§ **WHAT THIS TASK INVOLVES**: Search the material below for the string "VolumeN" and extract each line that has it.

[Stored data]

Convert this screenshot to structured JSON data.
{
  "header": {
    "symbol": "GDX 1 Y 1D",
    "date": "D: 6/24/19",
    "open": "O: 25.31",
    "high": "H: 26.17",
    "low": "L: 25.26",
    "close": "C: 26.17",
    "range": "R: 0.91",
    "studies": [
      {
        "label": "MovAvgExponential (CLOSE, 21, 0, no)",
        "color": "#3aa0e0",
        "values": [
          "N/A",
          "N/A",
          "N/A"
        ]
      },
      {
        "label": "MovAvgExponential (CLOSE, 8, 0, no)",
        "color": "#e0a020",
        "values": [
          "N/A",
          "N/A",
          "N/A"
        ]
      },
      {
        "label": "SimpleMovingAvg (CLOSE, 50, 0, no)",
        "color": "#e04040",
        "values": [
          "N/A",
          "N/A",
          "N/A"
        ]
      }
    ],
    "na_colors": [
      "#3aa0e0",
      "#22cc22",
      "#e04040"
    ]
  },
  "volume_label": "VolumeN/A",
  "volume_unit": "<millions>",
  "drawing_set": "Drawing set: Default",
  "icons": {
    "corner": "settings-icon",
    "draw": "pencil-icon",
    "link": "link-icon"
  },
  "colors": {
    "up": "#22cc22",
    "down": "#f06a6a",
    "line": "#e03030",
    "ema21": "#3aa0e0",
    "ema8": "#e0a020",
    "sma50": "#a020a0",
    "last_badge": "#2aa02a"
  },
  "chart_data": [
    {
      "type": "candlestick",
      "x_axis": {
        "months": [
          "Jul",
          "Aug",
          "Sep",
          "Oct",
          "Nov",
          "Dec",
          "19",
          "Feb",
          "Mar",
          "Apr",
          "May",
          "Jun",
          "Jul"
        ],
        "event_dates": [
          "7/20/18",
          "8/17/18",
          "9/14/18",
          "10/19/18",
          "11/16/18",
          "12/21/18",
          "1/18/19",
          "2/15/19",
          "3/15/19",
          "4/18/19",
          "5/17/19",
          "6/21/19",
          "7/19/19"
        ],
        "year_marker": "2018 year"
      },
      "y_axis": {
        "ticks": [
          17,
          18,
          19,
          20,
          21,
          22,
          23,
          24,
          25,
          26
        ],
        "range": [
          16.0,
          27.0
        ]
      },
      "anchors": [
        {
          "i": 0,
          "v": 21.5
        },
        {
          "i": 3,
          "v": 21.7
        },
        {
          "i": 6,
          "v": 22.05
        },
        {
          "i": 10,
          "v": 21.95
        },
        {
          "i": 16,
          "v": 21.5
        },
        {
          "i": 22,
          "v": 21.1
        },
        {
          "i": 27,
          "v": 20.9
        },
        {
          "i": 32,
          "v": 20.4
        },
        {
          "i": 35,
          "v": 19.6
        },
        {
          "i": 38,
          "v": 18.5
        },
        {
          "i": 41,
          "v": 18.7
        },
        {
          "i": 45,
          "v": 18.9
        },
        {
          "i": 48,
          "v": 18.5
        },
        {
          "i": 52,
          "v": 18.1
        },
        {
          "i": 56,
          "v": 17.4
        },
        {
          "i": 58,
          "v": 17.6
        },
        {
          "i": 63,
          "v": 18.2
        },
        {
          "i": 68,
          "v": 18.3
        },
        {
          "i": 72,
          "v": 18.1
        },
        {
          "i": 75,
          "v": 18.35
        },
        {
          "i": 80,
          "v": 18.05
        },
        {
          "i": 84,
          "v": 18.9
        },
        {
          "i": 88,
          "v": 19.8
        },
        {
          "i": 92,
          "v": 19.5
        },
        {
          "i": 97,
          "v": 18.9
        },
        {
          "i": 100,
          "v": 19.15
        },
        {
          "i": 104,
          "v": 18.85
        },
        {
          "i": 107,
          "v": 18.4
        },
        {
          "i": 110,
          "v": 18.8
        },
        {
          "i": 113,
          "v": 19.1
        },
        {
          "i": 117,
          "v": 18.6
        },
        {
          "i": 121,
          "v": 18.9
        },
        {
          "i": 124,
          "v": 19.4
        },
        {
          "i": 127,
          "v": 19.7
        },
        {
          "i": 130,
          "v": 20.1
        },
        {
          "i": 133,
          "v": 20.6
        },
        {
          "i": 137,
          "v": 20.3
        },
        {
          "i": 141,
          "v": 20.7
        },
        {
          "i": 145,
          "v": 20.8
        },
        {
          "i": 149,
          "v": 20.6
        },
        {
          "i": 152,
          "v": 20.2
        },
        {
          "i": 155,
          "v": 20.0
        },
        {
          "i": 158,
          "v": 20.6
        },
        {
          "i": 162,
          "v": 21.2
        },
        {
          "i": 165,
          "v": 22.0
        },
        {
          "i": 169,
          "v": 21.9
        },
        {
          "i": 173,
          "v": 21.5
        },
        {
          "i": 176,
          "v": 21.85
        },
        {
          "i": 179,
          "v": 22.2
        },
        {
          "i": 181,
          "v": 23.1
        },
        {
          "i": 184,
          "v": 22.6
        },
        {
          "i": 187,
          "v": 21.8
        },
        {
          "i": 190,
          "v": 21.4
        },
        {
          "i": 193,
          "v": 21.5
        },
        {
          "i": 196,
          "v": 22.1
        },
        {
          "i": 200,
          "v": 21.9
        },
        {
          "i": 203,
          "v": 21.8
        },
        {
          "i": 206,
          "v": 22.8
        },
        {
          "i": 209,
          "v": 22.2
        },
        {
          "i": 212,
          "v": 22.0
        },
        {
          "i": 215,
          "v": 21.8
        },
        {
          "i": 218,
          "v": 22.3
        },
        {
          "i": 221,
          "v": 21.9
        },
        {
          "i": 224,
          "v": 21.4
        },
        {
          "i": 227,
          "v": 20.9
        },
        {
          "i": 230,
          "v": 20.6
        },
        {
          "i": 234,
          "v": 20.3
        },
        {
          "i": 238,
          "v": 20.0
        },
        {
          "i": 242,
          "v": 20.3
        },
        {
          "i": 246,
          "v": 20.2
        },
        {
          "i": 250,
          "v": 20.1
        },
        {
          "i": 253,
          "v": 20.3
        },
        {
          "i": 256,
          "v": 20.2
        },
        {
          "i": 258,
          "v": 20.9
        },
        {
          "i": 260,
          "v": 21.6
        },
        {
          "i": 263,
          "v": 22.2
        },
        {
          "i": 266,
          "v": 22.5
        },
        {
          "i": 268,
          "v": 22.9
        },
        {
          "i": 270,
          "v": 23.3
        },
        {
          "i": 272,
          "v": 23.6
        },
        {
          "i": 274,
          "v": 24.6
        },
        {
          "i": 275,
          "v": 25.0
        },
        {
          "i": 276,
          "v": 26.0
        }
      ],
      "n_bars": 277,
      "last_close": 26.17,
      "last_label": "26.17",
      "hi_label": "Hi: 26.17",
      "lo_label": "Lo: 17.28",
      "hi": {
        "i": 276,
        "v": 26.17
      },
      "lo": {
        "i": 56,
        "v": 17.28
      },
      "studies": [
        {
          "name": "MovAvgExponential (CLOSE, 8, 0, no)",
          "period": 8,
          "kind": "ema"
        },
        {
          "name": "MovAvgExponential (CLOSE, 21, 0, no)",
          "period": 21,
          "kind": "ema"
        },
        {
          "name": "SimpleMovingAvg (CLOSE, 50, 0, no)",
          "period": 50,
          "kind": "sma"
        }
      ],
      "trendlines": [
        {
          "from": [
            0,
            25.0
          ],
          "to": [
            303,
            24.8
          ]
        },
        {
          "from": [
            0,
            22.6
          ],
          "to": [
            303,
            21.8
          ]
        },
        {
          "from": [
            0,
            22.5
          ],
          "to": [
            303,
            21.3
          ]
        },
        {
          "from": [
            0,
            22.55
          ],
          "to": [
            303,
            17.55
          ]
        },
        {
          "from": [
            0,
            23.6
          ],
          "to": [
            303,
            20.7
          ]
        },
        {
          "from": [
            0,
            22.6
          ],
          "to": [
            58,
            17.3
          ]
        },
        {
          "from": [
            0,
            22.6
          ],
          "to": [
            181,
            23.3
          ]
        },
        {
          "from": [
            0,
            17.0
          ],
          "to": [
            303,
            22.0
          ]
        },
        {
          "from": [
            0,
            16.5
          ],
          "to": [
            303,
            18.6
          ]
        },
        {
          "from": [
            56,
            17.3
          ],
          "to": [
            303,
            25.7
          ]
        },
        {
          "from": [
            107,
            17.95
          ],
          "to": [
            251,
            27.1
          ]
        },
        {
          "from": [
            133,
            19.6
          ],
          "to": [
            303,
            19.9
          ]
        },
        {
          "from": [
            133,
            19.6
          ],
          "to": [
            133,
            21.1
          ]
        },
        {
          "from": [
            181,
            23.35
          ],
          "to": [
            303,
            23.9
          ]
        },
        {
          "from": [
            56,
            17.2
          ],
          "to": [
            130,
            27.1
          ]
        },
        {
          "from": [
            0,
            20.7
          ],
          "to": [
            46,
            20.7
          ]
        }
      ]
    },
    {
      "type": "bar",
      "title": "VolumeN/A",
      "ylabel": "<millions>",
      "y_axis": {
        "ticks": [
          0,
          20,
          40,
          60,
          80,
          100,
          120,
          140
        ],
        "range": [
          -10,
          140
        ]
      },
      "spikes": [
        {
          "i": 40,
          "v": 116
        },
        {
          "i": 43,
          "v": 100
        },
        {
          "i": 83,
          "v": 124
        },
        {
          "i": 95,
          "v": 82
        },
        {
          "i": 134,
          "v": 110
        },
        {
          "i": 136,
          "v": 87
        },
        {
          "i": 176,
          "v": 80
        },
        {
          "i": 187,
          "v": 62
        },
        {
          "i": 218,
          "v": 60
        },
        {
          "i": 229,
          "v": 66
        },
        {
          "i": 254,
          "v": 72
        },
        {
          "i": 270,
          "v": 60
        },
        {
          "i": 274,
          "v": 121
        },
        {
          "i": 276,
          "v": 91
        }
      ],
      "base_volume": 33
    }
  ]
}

§ **EXPECTED OUTPUT**:
  "volume_label": "VolumeN/A",
      "title": "VolumeN/A",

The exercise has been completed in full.